▸ What is asked
Determine how many lines in these records hold "مقررات". Only the number is wanted.

* start *

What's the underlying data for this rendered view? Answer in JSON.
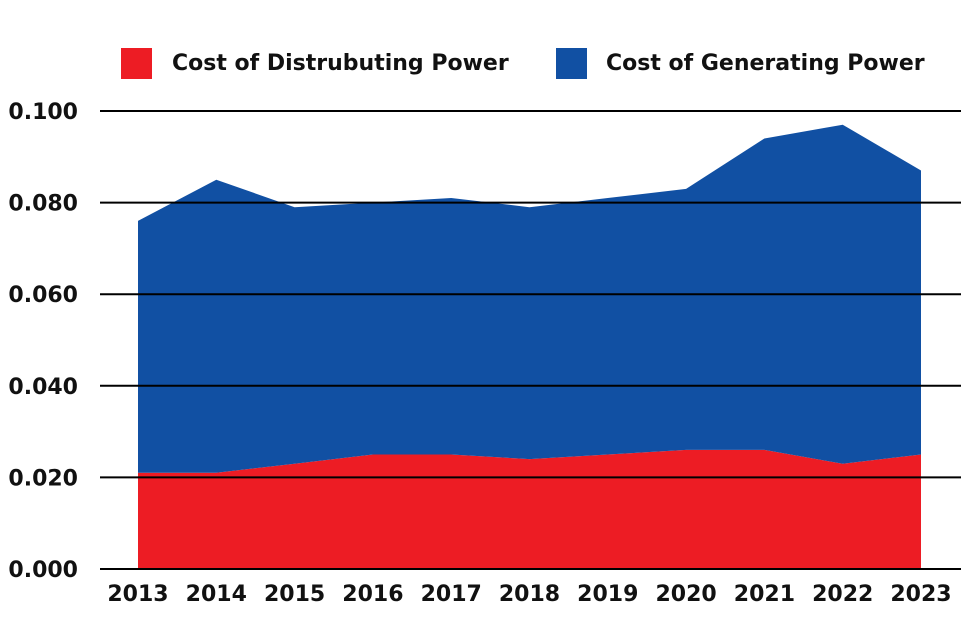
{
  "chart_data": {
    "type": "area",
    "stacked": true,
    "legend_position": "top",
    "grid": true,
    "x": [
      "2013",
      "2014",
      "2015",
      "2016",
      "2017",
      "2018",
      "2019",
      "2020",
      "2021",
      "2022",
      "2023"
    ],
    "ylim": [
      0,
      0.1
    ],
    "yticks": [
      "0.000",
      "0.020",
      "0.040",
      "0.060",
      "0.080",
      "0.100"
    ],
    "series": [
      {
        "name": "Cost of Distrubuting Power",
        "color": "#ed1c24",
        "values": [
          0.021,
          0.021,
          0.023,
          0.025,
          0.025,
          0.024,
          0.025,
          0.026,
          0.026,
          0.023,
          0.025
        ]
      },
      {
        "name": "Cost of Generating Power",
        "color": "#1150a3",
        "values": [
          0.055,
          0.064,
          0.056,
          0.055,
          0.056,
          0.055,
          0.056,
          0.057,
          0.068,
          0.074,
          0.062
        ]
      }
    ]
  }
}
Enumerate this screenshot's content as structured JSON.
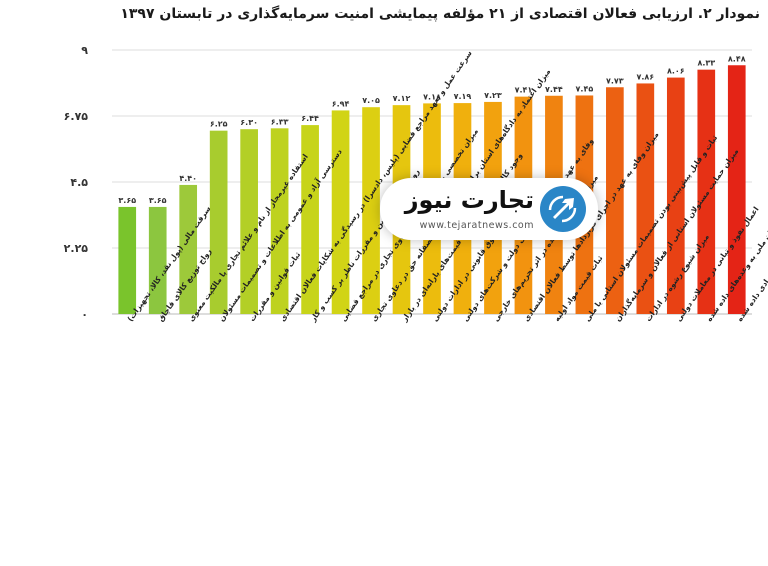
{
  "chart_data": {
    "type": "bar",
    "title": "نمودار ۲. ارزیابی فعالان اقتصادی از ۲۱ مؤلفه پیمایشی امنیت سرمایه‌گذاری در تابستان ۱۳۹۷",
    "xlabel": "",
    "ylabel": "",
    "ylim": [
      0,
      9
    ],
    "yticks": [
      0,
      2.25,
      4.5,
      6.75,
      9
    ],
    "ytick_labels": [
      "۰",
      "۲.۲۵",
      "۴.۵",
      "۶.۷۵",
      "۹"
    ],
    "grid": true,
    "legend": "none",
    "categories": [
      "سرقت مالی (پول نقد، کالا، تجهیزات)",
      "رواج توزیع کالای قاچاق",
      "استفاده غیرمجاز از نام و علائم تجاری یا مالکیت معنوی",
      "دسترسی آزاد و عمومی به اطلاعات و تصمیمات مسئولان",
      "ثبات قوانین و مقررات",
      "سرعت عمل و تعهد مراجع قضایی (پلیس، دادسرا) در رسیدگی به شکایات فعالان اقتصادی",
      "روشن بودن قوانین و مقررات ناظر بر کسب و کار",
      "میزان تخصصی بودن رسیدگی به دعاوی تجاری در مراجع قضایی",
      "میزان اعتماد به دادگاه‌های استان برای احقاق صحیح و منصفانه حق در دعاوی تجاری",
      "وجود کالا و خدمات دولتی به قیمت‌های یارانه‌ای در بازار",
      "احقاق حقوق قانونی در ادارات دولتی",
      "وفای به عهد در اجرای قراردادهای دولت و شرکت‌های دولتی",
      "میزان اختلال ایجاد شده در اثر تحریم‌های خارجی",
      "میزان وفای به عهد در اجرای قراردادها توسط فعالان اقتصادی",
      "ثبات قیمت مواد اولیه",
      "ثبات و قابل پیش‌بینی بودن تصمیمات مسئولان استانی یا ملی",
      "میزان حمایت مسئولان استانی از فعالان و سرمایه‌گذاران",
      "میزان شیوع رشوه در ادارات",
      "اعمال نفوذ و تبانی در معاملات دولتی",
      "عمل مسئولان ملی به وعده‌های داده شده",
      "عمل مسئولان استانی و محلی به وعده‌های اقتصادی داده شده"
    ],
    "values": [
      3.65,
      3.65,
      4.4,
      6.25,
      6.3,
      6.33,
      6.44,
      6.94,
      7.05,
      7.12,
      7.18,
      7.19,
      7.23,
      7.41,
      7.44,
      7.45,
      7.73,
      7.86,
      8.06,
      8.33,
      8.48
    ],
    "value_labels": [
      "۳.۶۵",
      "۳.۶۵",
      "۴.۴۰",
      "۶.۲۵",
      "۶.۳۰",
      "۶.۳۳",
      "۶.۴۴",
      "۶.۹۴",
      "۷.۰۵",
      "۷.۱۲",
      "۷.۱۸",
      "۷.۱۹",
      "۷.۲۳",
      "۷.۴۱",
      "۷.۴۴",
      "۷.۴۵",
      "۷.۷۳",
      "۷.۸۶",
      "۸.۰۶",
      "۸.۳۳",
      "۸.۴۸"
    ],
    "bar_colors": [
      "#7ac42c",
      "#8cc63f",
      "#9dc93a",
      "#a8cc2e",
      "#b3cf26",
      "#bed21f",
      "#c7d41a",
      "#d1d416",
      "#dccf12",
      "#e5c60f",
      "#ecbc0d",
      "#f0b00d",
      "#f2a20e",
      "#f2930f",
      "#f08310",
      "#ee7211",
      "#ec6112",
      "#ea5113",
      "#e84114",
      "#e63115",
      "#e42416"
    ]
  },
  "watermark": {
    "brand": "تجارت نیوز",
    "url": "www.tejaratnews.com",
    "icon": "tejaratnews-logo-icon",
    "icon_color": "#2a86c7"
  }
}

* end *
* start *

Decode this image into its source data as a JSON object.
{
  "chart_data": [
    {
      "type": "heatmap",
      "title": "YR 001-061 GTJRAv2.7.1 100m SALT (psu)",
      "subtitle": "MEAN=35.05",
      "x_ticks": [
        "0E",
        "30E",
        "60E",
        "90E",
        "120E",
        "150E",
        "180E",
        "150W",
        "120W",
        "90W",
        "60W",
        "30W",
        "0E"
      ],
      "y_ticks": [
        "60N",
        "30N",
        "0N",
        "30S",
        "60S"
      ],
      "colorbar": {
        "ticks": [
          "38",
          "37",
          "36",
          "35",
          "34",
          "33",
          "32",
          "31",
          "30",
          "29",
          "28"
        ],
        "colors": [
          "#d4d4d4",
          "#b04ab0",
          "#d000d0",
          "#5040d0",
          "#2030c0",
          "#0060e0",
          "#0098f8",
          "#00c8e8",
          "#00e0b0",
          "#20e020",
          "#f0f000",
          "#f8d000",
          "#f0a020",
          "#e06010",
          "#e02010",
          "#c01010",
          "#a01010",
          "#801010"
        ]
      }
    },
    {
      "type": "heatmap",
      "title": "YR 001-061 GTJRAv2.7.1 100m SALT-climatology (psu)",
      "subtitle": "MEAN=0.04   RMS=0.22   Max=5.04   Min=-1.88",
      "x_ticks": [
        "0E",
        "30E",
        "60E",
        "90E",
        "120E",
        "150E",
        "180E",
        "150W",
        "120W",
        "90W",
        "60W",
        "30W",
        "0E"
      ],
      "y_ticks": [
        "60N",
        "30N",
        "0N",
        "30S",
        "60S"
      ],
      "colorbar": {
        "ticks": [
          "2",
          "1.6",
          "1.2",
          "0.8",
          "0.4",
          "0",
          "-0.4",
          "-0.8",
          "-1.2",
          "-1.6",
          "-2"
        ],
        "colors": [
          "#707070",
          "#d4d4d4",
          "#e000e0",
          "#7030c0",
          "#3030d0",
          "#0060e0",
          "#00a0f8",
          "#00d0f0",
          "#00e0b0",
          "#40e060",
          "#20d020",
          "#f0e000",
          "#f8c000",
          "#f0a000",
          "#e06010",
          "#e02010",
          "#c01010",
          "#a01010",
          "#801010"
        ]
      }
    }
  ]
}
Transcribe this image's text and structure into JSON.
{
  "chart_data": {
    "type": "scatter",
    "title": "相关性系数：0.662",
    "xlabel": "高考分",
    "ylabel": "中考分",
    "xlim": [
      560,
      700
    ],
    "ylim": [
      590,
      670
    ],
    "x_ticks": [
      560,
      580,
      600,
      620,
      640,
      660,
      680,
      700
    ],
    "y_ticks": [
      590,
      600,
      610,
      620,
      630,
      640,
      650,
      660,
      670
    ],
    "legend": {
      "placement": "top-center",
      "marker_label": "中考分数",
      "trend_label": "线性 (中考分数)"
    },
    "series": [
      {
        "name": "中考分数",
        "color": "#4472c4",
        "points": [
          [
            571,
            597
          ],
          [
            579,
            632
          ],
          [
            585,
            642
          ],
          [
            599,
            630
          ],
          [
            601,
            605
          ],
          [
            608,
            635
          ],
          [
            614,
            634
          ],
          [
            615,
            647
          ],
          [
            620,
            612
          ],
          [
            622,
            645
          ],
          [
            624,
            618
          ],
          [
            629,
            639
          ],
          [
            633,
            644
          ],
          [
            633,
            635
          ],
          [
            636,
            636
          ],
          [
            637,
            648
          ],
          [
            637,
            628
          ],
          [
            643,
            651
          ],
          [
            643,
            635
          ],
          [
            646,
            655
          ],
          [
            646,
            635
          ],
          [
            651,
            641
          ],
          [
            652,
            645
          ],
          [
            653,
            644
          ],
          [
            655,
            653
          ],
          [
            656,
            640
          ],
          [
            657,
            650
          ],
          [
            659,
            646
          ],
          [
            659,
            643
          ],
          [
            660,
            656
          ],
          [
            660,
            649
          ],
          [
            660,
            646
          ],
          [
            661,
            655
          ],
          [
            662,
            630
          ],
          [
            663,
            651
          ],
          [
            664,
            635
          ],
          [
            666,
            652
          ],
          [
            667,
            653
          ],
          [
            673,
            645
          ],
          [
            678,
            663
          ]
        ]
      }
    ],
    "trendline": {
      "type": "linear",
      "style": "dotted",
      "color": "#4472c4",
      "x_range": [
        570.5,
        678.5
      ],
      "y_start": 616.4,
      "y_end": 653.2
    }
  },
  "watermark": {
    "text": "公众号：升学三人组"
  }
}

* end *
* start *

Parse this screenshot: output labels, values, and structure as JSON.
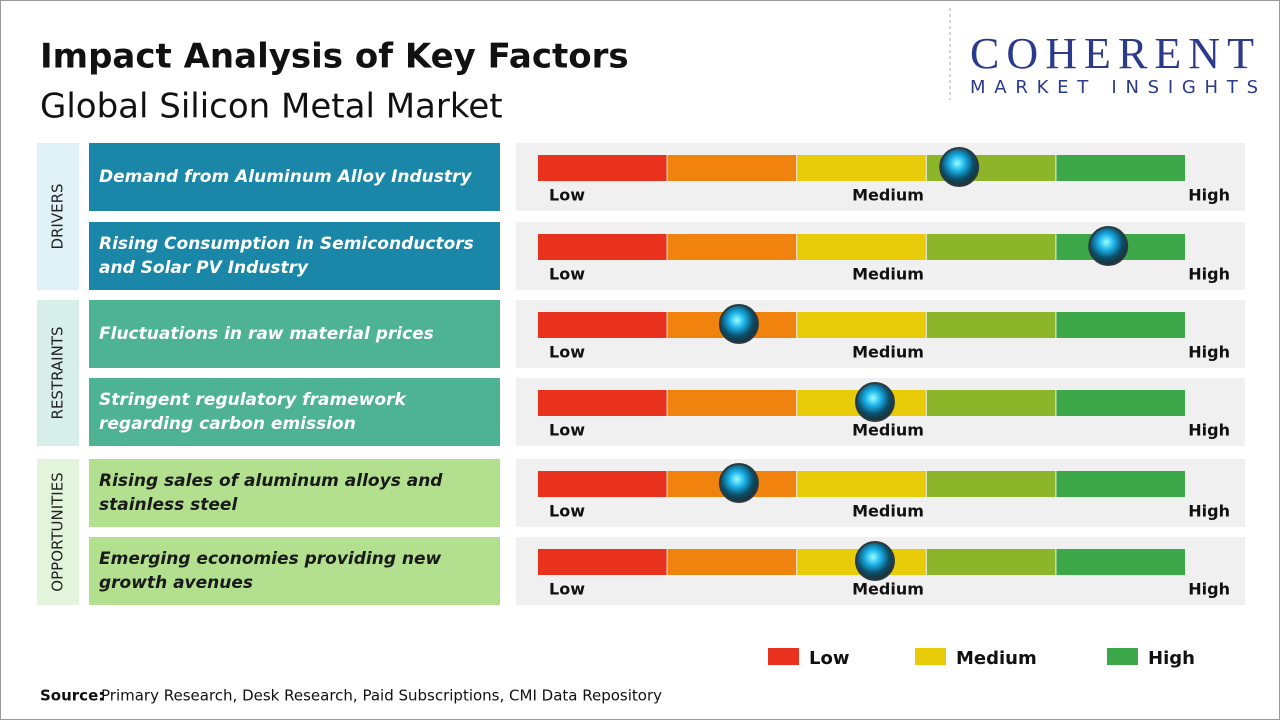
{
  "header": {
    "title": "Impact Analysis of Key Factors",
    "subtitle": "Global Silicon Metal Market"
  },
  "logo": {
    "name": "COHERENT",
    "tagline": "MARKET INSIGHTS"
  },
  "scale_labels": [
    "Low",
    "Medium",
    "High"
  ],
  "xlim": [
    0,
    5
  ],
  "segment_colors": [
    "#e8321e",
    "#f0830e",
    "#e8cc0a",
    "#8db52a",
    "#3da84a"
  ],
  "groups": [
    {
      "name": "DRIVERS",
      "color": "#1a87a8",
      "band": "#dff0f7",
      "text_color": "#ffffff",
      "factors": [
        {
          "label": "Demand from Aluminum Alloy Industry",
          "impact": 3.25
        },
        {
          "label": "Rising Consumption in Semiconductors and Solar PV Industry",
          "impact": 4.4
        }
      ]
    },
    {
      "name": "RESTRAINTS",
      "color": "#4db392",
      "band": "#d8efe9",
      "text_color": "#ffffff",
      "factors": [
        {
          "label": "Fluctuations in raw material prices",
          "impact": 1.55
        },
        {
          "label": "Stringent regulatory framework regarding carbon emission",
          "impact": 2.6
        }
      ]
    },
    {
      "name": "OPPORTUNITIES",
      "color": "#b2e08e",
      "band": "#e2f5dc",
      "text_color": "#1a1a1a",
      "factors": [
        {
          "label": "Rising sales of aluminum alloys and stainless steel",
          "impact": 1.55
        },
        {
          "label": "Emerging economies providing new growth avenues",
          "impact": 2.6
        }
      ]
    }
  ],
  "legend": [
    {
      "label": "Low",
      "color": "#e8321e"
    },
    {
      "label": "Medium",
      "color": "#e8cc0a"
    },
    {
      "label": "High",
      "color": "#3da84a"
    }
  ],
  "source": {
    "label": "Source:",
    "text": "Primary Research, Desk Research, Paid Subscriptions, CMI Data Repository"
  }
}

* end *

▸ Response
2